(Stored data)
<<<<
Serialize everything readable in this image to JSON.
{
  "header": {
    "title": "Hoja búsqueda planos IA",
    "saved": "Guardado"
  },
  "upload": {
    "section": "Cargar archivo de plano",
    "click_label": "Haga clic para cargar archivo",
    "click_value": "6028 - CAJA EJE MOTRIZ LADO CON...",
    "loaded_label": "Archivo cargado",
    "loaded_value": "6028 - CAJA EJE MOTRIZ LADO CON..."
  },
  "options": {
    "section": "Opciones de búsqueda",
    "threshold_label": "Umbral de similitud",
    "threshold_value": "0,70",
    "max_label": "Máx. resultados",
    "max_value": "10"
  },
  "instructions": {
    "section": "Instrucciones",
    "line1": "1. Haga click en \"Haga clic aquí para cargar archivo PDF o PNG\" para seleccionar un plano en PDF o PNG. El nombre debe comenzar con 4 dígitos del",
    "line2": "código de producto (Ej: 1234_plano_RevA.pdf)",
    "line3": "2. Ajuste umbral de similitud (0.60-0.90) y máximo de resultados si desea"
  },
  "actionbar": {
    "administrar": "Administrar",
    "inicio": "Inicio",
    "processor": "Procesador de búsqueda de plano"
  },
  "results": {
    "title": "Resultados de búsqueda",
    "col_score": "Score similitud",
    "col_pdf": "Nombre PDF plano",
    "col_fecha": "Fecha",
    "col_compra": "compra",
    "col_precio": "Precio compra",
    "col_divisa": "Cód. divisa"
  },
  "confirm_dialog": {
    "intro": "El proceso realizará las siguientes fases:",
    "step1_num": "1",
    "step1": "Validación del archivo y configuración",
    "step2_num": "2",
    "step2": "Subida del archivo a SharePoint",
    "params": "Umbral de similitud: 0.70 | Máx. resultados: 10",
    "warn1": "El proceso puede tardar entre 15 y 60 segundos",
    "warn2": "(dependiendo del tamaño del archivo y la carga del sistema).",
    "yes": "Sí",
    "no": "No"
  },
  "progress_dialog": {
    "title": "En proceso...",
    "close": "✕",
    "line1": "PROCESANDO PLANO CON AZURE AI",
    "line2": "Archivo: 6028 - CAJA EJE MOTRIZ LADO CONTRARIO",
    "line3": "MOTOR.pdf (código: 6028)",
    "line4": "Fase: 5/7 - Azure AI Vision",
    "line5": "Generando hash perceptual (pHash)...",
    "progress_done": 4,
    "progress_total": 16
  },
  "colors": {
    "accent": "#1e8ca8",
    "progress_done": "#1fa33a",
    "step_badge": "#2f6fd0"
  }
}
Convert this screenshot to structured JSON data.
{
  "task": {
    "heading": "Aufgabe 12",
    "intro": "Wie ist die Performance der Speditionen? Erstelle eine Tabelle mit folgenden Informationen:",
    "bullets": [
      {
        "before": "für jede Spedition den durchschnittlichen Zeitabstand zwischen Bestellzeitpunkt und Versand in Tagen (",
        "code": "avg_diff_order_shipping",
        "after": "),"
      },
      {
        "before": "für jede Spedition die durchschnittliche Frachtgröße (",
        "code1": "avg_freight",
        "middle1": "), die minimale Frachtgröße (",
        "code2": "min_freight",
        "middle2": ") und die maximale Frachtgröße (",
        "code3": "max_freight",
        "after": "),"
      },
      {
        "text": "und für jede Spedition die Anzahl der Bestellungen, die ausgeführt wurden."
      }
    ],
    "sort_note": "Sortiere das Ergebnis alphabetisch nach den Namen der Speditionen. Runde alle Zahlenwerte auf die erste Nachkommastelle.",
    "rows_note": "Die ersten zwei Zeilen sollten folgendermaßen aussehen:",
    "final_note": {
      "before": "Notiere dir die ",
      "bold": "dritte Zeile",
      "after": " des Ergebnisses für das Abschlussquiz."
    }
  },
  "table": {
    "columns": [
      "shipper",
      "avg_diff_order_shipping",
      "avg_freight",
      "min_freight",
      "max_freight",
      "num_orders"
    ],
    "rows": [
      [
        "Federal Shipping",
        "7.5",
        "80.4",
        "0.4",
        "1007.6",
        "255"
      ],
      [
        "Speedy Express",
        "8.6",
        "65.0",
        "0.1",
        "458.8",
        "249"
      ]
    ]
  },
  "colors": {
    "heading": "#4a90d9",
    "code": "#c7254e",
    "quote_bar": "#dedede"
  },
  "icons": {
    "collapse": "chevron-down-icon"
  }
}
>>>>
_WRITTEN TASK_
Every line above should be printed again exactly as it stands.

_RESPONSE_
Serialize everything readable in this image to JSON.
{
  "header": {
    "title": "Hoja búsqueda planos IA",
    "saved": "Guardado"
  },
  "upload": {
    "section": "Cargar archivo de plano",
    "click_label": "Haga clic para cargar archivo",
    "click_value": "6028 - CAJA EJE MOTRIZ LADO CON...",
    "loaded_label": "Archivo cargado",
    "loaded_value": "6028 - CAJA EJE MOTRIZ LADO CON..."
  },
  "options": {
    "section": "Opciones de búsqueda",
    "threshold_label": "Umbral de similitud",
    "threshold_value": "0,70",
    "max_label": "Máx. resultados",
    "max_value": "10"
  },
  "instructions": {
    "section": "Instrucciones",
    "line1": "1. Haga click en \"Haga clic aquí para cargar archivo PDF o PNG\" para seleccionar un plano en PDF o PNG. El nombre debe comenzar con 4 dígitos del",
    "line2": "código de producto (Ej: 1234_plano_RevA.pdf)",
    "line3": "2. Ajuste umbral de similitud (0.60-0.90) y máximo de resultados si desea"
  },
  "actionbar": {
    "administrar": "Administrar",
    "inicio": "Inicio",
    "processor": "Procesador de búsqueda de plano"
  },
  "results": {
    "title": "Resultados de búsqueda",
    "col_score": "Score similitud",
    "col_pdf": "Nombre PDF plano",
    "col_fecha": "Fecha",
    "col_compra": "compra",
    "col_precio": "Precio compra",
    "col_divisa": "Cód. divisa"
  },
  "confirm_dialog": {
    "intro": "El proceso realizará las siguientes fases:",
    "step1_num": "1",
    "step1": "Validación del archivo y configuración",
    "step2_num": "2",
    "step2": "Subida del archivo a SharePoint",
    "params": "Umbral de similitud: 0.70 | Máx. resultados: 10",
    "warn1": "El proceso puede tardar entre 15 y 60 segundos",
    "warn2": "(dependiendo del tamaño del archivo y la carga del sistema).",
    "yes": "Sí",
    "no": "No"
  },
  "progress_dialog": {
    "title": "En proceso...",
    "close": "✕",
    "line1": "PROCESANDO PLANO CON AZURE AI",
    "line2": "Archivo: 6028 - CAJA EJE MOTRIZ LADO CONTRARIO",
    "line3": "MOTOR.pdf (código: 6028)",
    "line4": "Fase: 5/7 - Azure AI Vision",
    "line5": "Generando hash perceptual (pHash)...",
    "progress_done": 4,
    "progress_total": 16
  },
  "colors": {
    "accent": "#1e8ca8",
    "progress_done": "#1fa33a",
    "step_badge": "#2f6fd0"
  }
}
Convert this screenshot to structured JSON data.
{
  "task": {
    "heading": "Aufgabe 12",
    "intro": "Wie ist die Performance der Speditionen? Erstelle eine Tabelle mit folgenden Informationen:",
    "bullets": [
      {
        "before": "für jede Spedition den durchschnittlichen Zeitabstand zwischen Bestellzeitpunkt und Versand in Tagen (",
        "code": "avg_diff_order_shipping",
        "after": "),"
      },
      {
        "before": "für jede Spedition die durchschnittliche Frachtgröße (",
        "code1": "avg_freight",
        "middle1": "), die minimale Frachtgröße (",
        "code2": "min_freight",
        "middle2": ") und die maximale Frachtgröße (",
        "code3": "max_freight",
        "after": "),"
      },
      {
        "text": "und für jede Spedition die Anzahl der Bestellungen, die ausgeführt wurden."
      }
    ],
    "sort_note": "Sortiere das Ergebnis alphabetisch nach den Namen der Speditionen. Runde alle Zahlenwerte auf die erste Nachkommastelle.",
    "rows_note": "Die ersten zwei Zeilen sollten folgendermaßen aussehen:",
    "final_note": {
      "before": "Notiere dir die ",
      "bold": "dritte Zeile",
      "after": " des Ergebnisses für das Abschlussquiz."
    }
  },
  "table": {
    "columns": [
      "shipper",
      "avg_diff_order_shipping",
      "avg_freight",
      "min_freight",
      "max_freight",
      "num_orders"
    ],
    "rows": [
      [
        "Federal Shipping",
        "7.5",
        "80.4",
        "0.4",
        "1007.6",
        "255"
      ],
      [
        "Speedy Express",
        "8.6",
        "65.0",
        "0.1",
        "458.8",
        "249"
      ]
    ]
  },
  "colors": {
    "heading": "#4a90d9",
    "code": "#c7254e",
    "quote_bar": "#dedede"
  },
  "icons": {
    "collapse": "chevron-down-icon"
  }
}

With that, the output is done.